Work required:
From the entries provided below, copy each line that contains the word "JSON".

The data:
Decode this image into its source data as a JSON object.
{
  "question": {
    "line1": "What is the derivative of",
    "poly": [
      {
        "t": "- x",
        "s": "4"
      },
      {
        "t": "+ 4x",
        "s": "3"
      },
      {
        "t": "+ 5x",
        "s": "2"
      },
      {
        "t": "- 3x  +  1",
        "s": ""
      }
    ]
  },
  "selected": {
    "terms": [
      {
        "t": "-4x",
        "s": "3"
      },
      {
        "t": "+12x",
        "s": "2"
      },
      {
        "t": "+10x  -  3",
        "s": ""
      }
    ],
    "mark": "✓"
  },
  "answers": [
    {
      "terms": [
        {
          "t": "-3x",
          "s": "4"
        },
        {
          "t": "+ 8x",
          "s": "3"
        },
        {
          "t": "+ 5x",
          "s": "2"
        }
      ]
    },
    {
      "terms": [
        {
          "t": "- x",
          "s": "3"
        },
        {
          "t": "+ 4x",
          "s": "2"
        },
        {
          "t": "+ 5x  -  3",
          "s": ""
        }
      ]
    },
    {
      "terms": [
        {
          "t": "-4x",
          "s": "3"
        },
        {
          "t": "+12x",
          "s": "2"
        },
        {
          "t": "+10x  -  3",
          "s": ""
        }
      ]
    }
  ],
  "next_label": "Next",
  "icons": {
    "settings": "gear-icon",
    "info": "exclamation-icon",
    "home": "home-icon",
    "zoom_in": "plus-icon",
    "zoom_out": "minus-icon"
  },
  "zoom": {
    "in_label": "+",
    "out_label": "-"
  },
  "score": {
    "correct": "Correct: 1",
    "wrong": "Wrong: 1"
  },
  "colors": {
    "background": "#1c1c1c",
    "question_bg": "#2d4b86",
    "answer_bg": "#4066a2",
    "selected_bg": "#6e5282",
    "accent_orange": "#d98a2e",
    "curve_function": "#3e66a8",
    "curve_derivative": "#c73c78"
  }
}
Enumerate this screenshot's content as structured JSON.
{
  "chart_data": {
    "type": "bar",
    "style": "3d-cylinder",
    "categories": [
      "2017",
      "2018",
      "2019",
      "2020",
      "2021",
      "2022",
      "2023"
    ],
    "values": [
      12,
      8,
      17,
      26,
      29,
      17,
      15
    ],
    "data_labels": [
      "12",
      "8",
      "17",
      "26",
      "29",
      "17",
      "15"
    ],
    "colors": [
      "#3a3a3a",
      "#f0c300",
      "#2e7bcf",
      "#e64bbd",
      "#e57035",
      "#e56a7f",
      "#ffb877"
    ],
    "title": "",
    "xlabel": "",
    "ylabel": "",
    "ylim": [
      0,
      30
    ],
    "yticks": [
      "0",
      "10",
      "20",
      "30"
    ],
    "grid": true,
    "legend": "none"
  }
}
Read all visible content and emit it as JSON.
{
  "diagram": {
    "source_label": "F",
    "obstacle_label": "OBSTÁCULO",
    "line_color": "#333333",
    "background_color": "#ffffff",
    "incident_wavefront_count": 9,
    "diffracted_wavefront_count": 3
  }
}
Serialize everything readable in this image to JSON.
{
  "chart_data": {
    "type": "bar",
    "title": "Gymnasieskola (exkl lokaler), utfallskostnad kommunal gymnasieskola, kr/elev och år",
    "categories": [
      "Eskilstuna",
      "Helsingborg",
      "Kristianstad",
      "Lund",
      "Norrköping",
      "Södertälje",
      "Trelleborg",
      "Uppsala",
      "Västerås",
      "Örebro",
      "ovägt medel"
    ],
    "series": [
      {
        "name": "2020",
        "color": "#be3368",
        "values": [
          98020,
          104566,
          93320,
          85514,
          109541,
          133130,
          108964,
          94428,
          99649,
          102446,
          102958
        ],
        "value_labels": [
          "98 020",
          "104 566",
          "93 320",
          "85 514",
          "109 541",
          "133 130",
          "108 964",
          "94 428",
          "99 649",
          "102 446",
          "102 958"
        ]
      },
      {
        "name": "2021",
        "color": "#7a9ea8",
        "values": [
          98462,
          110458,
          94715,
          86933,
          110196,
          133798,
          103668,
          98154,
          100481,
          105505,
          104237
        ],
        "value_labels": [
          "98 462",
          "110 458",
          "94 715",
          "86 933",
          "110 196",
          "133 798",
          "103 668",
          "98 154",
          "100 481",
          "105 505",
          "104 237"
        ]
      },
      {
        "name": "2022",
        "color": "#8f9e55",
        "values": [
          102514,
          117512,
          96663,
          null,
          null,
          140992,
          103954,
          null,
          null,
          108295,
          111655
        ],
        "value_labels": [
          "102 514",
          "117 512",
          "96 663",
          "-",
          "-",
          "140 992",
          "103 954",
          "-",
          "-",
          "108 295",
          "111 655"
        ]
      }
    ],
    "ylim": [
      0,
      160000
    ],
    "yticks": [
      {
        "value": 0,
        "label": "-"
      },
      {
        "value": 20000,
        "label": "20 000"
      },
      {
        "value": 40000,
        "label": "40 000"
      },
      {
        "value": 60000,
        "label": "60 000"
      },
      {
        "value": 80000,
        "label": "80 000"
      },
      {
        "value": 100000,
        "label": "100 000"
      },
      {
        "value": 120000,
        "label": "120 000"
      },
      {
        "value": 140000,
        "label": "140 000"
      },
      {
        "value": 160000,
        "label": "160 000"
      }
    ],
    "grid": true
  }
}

Output of the task:
Decode this image into its source data as a JSON object.
Enumerate this screenshot's content as structured JSON.
Read all visible content and emit it as JSON.
Serialize everything readable in this image to JSON.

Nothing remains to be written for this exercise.